::: Data provided

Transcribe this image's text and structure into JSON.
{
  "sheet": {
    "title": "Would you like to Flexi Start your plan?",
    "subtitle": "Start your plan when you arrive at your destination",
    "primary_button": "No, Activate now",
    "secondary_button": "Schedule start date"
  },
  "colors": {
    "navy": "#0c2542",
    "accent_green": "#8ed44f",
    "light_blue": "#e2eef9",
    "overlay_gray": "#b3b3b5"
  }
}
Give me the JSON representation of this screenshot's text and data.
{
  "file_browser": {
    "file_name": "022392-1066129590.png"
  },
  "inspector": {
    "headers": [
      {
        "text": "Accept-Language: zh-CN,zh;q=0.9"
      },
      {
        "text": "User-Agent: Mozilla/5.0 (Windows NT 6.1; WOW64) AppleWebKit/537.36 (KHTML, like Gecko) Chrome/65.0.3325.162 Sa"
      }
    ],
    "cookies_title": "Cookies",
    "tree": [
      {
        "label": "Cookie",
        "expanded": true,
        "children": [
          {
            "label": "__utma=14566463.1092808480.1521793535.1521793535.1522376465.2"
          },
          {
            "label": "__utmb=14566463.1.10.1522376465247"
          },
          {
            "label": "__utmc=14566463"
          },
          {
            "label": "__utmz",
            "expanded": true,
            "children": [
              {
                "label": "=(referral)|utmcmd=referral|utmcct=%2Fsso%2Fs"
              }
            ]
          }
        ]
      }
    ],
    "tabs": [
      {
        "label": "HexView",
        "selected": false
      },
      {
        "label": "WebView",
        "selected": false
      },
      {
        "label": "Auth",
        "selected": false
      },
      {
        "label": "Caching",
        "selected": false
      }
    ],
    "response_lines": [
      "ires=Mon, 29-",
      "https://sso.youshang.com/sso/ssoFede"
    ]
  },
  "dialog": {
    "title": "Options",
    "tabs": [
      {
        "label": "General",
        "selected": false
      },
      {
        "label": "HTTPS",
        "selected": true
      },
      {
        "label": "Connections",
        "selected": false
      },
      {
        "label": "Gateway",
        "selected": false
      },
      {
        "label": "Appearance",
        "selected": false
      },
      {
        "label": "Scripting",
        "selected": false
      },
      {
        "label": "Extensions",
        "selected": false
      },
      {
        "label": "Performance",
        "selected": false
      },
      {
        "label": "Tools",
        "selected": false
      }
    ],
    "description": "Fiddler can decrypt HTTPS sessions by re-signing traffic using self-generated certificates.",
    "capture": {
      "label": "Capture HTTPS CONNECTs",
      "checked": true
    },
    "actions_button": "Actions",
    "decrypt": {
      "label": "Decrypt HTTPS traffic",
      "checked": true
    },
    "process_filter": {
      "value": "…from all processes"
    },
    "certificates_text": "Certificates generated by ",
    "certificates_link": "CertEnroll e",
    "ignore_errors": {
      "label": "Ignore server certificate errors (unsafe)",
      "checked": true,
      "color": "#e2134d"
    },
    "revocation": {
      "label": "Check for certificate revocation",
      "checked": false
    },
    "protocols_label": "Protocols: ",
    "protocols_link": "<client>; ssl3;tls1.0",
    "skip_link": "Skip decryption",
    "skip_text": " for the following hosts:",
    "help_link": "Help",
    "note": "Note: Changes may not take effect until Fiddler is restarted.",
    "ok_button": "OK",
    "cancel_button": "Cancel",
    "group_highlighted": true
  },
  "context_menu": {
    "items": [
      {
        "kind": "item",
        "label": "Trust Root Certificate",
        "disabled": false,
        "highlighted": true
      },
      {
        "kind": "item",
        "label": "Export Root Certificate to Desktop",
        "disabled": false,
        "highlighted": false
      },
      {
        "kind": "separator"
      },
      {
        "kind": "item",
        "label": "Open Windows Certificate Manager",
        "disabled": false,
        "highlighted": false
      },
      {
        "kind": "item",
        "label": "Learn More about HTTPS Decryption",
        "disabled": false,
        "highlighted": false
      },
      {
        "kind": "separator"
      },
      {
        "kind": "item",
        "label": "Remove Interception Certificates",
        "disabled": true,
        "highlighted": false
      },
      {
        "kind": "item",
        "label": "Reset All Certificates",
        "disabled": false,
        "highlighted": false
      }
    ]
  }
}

::::::

▶ **Exercise details**:
Pick out the lines above that hold the string "true" and show them.

▶ **Response to the exercise**:
        "expanded": true,
            "expanded": true,
        "selected": true
      "checked": true
      "checked": true
      "checked": true,
    "group_highlighted": true
        "highlighted": true
        "disabled": true,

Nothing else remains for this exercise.